++++ Items ++++

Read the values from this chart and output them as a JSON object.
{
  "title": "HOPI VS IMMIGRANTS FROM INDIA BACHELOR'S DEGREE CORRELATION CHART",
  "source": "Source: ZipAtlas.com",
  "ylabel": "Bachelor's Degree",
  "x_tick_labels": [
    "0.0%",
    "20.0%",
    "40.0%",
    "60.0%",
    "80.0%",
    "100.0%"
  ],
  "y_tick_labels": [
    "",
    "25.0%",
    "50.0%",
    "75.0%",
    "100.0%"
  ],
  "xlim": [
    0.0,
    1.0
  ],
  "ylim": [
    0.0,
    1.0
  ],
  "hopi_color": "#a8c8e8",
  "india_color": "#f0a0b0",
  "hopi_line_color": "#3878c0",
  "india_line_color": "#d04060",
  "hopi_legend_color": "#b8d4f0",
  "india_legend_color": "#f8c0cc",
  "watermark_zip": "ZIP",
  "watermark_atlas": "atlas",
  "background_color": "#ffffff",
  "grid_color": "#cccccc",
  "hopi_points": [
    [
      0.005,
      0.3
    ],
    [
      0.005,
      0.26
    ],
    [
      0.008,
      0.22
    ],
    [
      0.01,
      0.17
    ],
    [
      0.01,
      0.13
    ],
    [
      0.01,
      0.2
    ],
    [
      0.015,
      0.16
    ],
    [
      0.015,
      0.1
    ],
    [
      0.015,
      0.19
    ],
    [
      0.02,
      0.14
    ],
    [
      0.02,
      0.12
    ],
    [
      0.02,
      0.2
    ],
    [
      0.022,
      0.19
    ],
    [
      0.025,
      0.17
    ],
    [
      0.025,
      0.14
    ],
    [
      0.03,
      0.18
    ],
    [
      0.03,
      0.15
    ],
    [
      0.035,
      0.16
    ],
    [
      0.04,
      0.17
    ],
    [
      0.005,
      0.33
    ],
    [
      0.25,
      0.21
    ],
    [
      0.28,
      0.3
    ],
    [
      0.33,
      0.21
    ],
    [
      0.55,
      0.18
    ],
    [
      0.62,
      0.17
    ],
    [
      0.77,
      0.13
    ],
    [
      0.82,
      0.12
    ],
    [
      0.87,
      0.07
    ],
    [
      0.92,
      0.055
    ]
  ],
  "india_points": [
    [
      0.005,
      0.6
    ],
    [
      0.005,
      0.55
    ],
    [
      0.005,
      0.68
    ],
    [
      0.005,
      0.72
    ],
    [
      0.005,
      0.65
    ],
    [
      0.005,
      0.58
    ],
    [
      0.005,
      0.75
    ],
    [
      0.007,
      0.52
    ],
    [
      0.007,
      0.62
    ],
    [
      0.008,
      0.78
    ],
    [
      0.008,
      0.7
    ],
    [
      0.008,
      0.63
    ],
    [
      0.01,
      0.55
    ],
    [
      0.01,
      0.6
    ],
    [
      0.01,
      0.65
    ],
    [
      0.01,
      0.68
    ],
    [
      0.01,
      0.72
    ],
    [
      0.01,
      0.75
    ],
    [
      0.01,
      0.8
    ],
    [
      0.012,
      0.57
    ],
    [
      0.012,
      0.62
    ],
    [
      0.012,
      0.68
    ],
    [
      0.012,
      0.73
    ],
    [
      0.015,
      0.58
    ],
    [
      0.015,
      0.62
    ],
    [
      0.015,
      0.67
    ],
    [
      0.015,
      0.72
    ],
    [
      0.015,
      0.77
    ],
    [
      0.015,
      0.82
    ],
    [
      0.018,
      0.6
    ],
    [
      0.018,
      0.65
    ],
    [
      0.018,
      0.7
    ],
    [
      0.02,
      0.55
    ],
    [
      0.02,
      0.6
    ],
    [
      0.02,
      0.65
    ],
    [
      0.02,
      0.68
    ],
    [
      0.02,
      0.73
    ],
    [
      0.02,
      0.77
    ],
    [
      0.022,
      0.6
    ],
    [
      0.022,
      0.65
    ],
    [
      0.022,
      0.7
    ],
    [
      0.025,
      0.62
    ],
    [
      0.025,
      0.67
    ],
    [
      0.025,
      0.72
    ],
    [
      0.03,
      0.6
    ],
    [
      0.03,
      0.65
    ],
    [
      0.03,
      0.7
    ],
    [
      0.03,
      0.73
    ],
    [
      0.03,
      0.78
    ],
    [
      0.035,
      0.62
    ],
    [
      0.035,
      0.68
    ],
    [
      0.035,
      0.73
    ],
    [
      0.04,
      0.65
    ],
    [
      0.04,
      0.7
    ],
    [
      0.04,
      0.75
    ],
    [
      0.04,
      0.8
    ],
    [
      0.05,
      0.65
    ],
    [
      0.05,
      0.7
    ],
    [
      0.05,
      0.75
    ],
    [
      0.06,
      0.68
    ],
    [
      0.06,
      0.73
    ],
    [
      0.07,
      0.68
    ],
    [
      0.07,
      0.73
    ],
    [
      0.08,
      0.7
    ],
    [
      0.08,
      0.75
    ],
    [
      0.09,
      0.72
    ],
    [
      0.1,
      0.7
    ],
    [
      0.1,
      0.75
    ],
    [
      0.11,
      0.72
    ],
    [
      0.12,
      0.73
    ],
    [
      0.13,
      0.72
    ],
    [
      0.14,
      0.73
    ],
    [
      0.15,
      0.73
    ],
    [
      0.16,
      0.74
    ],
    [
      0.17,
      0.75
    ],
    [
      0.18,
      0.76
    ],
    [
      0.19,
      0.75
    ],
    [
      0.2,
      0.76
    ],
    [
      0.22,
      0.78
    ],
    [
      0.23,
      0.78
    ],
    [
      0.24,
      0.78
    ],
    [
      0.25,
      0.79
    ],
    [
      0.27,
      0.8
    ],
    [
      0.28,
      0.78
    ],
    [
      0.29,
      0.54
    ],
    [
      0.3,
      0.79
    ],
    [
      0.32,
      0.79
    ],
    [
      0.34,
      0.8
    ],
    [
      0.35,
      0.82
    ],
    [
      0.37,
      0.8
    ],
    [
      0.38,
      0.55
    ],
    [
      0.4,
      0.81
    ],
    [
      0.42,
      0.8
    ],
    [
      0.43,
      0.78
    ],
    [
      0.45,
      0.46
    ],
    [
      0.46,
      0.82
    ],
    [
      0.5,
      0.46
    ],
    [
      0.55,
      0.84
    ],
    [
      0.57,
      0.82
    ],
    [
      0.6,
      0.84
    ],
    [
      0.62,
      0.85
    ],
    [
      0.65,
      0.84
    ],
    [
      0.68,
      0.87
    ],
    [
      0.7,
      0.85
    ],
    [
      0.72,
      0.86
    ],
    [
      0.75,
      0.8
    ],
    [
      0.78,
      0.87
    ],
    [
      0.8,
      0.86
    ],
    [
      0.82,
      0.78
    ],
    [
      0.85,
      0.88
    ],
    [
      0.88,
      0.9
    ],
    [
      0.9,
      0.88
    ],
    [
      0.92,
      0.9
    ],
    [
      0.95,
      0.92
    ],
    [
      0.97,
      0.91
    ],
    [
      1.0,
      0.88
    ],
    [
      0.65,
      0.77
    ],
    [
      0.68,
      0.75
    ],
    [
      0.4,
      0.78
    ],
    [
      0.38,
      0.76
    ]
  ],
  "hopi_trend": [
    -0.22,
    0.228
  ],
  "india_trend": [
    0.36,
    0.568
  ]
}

++++

• Your instructions: Set all of the records down again, exactly as they stand.

• Response:
Read the values from this chart and output them as a JSON object.
{
  "title": "HOPI VS IMMIGRANTS FROM INDIA BACHELOR'S DEGREE CORRELATION CHART",
  "source": "Source: ZipAtlas.com",
  "ylabel": "Bachelor's Degree",
  "x_tick_labels": [
    "0.0%",
    "20.0%",
    "40.0%",
    "60.0%",
    "80.0%",
    "100.0%"
  ],
  "y_tick_labels": [
    "",
    "25.0%",
    "50.0%",
    "75.0%",
    "100.0%"
  ],
  "xlim": [
    0.0,
    1.0
  ],
  "ylim": [
    0.0,
    1.0
  ],
  "hopi_color": "#a8c8e8",
  "india_color": "#f0a0b0",
  "hopi_line_color": "#3878c0",
  "india_line_color": "#d04060",
  "hopi_legend_color": "#b8d4f0",
  "india_legend_color": "#f8c0cc",
  "watermark_zip": "ZIP",
  "watermark_atlas": "atlas",
  "background_color": "#ffffff",
  "grid_color": "#cccccc",
  "hopi_points": [
    [
      0.005,
      0.3
    ],
    [
      0.005,
      0.26
    ],
    [
      0.008,
      0.22
    ],
    [
      0.01,
      0.17
    ],
    [
      0.01,
      0.13
    ],
    [
      0.01,
      0.2
    ],
    [
      0.015,
      0.16
    ],
    [
      0.015,
      0.1
    ],
    [
      0.015,
      0.19
    ],
    [
      0.02,
      0.14
    ],
    [
      0.02,
      0.12
    ],
    [
      0.02,
      0.2
    ],
    [
      0.022,
      0.19
    ],
    [
      0.025,
      0.17
    ],
    [
      0.025,
      0.14
    ],
    [
      0.03,
      0.18
    ],
    [
      0.03,
      0.15
    ],
    [
      0.035,
      0.16
    ],
    [
      0.04,
      0.17
    ],
    [
      0.005,
      0.33
    ],
    [
      0.25,
      0.21
    ],
    [
      0.28,
      0.3
    ],
    [
      0.33,
      0.21
    ],
    [
      0.55,
      0.18
    ],
    [
      0.62,
      0.17
    ],
    [
      0.77,
      0.13
    ],
    [
      0.82,
      0.12
    ],
    [
      0.87,
      0.07
    ],
    [
      0.92,
      0.055
    ]
  ],
  "india_points": [
    [
      0.005,
      0.6
    ],
    [
      0.005,
      0.55
    ],
    [
      0.005,
      0.68
    ],
    [
      0.005,
      0.72
    ],
    [
      0.005,
      0.65
    ],
    [
      0.005,
      0.58
    ],
    [
      0.005,
      0.75
    ],
    [
      0.007,
      0.52
    ],
    [
      0.007,
      0.62
    ],
    [
      0.008,
      0.78
    ],
    [
      0.008,
      0.7
    ],
    [
      0.008,
      0.63
    ],
    [
      0.01,
      0.55
    ],
    [
      0.01,
      0.6
    ],
    [
      0.01,
      0.65
    ],
    [
      0.01,
      0.68
    ],
    [
      0.01,
      0.72
    ],
    [
      0.01,
      0.75
    ],
    [
      0.01,
      0.8
    ],
    [
      0.012,
      0.57
    ],
    [
      0.012,
      0.62
    ],
    [
      0.012,
      0.68
    ],
    [
      0.012,
      0.73
    ],
    [
      0.015,
      0.58
    ],
    [
      0.015,
      0.62
    ],
    [
      0.015,
      0.67
    ],
    [
      0.015,
      0.72
    ],
    [
      0.015,
      0.77
    ],
    [
      0.015,
      0.82
    ],
    [
      0.018,
      0.6
    ],
    [
      0.018,
      0.65
    ],
    [
      0.018,
      0.7
    ],
    [
      0.02,
      0.55
    ],
    [
      0.02,
      0.6
    ],
    [
      0.02,
      0.65
    ],
    [
      0.02,
      0.68
    ],
    [
      0.02,
      0.73
    ],
    [
      0.02,
      0.77
    ],
    [
      0.022,
      0.6
    ],
    [
      0.022,
      0.65
    ],
    [
      0.022,
      0.7
    ],
    [
      0.025,
      0.62
    ],
    [
      0.025,
      0.67
    ],
    [
      0.025,
      0.72
    ],
    [
      0.03,
      0.6
    ],
    [
      0.03,
      0.65
    ],
    [
      0.03,
      0.7
    ],
    [
      0.03,
      0.73
    ],
    [
      0.03,
      0.78
    ],
    [
      0.035,
      0.62
    ],
    [
      0.035,
      0.68
    ],
    [
      0.035,
      0.73
    ],
    [
      0.04,
      0.65
    ],
    [
      0.04,
      0.7
    ],
    [
      0.04,
      0.75
    ],
    [
      0.04,
      0.8
    ],
    [
      0.05,
      0.65
    ],
    [
      0.05,
      0.7
    ],
    [
      0.05,
      0.75
    ],
    [
      0.06,
      0.68
    ],
    [
      0.06,
      0.73
    ],
    [
      0.07,
      0.68
    ],
    [
      0.07,
      0.73
    ],
    [
      0.08,
      0.7
    ],
    [
      0.08,
      0.75
    ],
    [
      0.09,
      0.72
    ],
    [
      0.1,
      0.7
    ],
    [
      0.1,
      0.75
    ],
    [
      0.11,
      0.72
    ],
    [
      0.12,
      0.73
    ],
    [
      0.13,
      0.72
    ],
    [
      0.14,
      0.73
    ],
    [
      0.15,
      0.73
    ],
    [
      0.16,
      0.74
    ],
    [
      0.17,
      0.75
    ],
    [
      0.18,
      0.76
    ],
    [
      0.19,
      0.75
    ],
    [
      0.2,
      0.76
    ],
    [
      0.22,
      0.78
    ],
    [
      0.23,
      0.78
    ],
    [
      0.24,
      0.78
    ],
    [
      0.25,
      0.79
    ],
    [
      0.27,
      0.8
    ],
    [
      0.28,
      0.78
    ],
    [
      0.29,
      0.54
    ],
    [
      0.3,
      0.79
    ],
    [
      0.32,
      0.79
    ],
    [
      0.34,
      0.8
    ],
    [
      0.35,
      0.82
    ],
    [
      0.37,
      0.8
    ],
    [
      0.38,
      0.55
    ],
    [
      0.4,
      0.81
    ],
    [
      0.42,
      0.8
    ],
    [
      0.43,
      0.78
    ],
    [
      0.45,
      0.46
    ],
    [
      0.46,
      0.82
    ],
    [
      0.5,
      0.46
    ],
    [
      0.55,
      0.84
    ],
    [
      0.57,
      0.82
    ],
    [
      0.6,
      0.84
    ],
    [
      0.62,
      0.85
    ],
    [
      0.65,
      0.84
    ],
    [
      0.68,
      0.87
    ],
    [
      0.7,
      0.85
    ],
    [
      0.72,
      0.86
    ],
    [
      0.75,
      0.8
    ],
    [
      0.78,
      0.87
    ],
    [
      0.8,
      0.86
    ],
    [
      0.82,
      0.78
    ],
    [
      0.85,
      0.88
    ],
    [
      0.88,
      0.9
    ],
    [
      0.9,
      0.88
    ],
    [
      0.92,
      0.9
    ],
    [
      0.95,
      0.92
    ],
    [
      0.97,
      0.91
    ],
    [
      1.0,
      0.88
    ],
    [
      0.65,
      0.77
    ],
    [
      0.68,
      0.75
    ],
    [
      0.4,
      0.78
    ],
    [
      0.38,
      0.76
    ]
  ],
  "hopi_trend": [
    -0.22,
    0.228
  ],
  "india_trend": [
    0.36,
    0.568
  ]
}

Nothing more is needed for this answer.